- Exercise objective:
Return each line that holds the word "this".
** start Material supplied **
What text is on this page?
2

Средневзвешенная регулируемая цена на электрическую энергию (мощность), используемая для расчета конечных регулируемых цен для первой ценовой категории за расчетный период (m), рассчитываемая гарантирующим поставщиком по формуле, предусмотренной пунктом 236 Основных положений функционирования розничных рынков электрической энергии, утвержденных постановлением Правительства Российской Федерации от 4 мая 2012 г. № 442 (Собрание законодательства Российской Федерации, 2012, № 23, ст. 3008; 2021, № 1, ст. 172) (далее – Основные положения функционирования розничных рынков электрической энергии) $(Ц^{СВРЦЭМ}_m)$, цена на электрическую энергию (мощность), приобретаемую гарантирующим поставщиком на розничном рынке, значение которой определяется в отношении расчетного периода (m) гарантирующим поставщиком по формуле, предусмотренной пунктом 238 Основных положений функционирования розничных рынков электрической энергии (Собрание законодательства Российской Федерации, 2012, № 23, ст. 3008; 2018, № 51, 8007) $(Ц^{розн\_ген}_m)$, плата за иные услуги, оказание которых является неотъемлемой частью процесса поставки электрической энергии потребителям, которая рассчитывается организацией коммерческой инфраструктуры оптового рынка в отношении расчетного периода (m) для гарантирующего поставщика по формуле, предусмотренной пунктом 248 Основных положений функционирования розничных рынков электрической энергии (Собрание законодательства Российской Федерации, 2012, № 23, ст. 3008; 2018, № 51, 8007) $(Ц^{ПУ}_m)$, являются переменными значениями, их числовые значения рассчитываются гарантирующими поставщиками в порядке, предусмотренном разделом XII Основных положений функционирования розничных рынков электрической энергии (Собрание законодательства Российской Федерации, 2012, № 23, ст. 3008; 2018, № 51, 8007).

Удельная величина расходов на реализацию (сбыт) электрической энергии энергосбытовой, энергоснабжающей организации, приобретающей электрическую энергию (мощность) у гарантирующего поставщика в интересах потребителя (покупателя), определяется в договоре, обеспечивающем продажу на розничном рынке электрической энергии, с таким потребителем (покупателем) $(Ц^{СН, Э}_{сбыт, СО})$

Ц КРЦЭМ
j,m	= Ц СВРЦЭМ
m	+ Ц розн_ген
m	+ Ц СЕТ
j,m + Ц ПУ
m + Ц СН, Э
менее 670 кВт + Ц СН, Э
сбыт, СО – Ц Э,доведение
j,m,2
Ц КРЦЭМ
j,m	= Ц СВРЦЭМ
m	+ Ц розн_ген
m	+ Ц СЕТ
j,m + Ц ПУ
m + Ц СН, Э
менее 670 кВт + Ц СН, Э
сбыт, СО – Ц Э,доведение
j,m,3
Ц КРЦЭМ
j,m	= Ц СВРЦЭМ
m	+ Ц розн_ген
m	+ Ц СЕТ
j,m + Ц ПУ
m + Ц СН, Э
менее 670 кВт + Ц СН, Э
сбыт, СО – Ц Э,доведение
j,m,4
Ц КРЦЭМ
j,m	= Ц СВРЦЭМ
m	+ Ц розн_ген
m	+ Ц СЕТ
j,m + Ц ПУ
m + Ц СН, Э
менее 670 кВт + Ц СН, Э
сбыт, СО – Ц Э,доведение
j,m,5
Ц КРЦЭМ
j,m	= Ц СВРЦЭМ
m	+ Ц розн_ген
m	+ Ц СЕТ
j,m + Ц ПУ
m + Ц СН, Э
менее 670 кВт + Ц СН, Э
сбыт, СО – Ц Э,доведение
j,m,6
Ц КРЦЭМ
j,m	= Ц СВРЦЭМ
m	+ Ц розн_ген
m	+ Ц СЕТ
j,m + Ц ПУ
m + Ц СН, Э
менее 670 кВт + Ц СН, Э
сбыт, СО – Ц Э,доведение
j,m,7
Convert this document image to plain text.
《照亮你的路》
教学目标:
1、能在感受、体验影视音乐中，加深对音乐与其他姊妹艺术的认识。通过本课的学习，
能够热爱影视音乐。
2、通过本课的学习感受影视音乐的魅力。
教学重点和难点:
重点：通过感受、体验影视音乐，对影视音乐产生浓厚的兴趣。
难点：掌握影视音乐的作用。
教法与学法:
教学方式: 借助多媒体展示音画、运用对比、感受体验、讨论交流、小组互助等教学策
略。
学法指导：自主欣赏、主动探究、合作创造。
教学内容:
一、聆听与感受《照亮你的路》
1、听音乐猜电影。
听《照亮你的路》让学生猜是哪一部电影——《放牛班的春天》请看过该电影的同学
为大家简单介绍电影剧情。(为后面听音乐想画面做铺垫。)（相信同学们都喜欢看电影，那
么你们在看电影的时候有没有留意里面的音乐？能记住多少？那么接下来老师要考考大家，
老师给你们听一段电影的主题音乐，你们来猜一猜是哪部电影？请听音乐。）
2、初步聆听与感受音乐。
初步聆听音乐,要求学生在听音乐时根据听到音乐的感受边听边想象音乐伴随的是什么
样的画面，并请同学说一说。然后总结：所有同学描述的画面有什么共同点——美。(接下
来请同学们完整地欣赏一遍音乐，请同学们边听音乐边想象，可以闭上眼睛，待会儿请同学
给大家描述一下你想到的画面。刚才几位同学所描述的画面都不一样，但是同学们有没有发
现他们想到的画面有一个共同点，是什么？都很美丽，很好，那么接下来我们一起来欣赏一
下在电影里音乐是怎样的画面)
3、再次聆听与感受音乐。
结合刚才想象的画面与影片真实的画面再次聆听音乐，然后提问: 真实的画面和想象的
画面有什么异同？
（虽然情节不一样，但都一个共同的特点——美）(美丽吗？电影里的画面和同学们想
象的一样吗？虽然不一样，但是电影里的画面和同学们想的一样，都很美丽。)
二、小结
** end Material supplied **
- The response:
What text is on this page?
Convert this document image to plain text.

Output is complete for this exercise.